• _Exercise prompt_: Write out, precisely and in full, each line of the material.
- - - - -
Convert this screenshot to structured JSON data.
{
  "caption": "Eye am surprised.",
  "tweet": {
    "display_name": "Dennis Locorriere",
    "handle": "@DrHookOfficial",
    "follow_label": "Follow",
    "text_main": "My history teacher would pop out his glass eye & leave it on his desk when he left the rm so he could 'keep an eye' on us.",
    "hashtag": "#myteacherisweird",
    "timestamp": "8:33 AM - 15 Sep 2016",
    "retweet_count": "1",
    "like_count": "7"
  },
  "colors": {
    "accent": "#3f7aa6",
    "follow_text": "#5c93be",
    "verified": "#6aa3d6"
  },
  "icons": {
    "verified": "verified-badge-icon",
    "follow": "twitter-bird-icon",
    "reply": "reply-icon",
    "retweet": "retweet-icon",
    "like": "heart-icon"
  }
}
- - - - -
• _Answer to this exercise_:
Convert this screenshot to structured JSON data.
{
  "caption": "Eye am surprised.",
  "tweet": {
    "display_name": "Dennis Locorriere",
    "handle": "@DrHookOfficial",
    "follow_label": "Follow",
    "text_main": "My history teacher would pop out his glass eye & leave it on his desk when he left the rm so he could 'keep an eye' on us.",
    "hashtag": "#myteacherisweird",
    "timestamp": "8:33 AM - 15 Sep 2016",
    "retweet_count": "1",
    "like_count": "7"
  },
  "colors": {
    "accent": "#3f7aa6",
    "follow_text": "#5c93be",
    "verified": "#6aa3d6"
  },
  "icons": {
    "verified": "verified-badge-icon",
    "follow": "twitter-bird-icon",
    "reply": "reply-icon",
    "retweet": "retweet-icon",
    "like": "heart-icon"
  }
}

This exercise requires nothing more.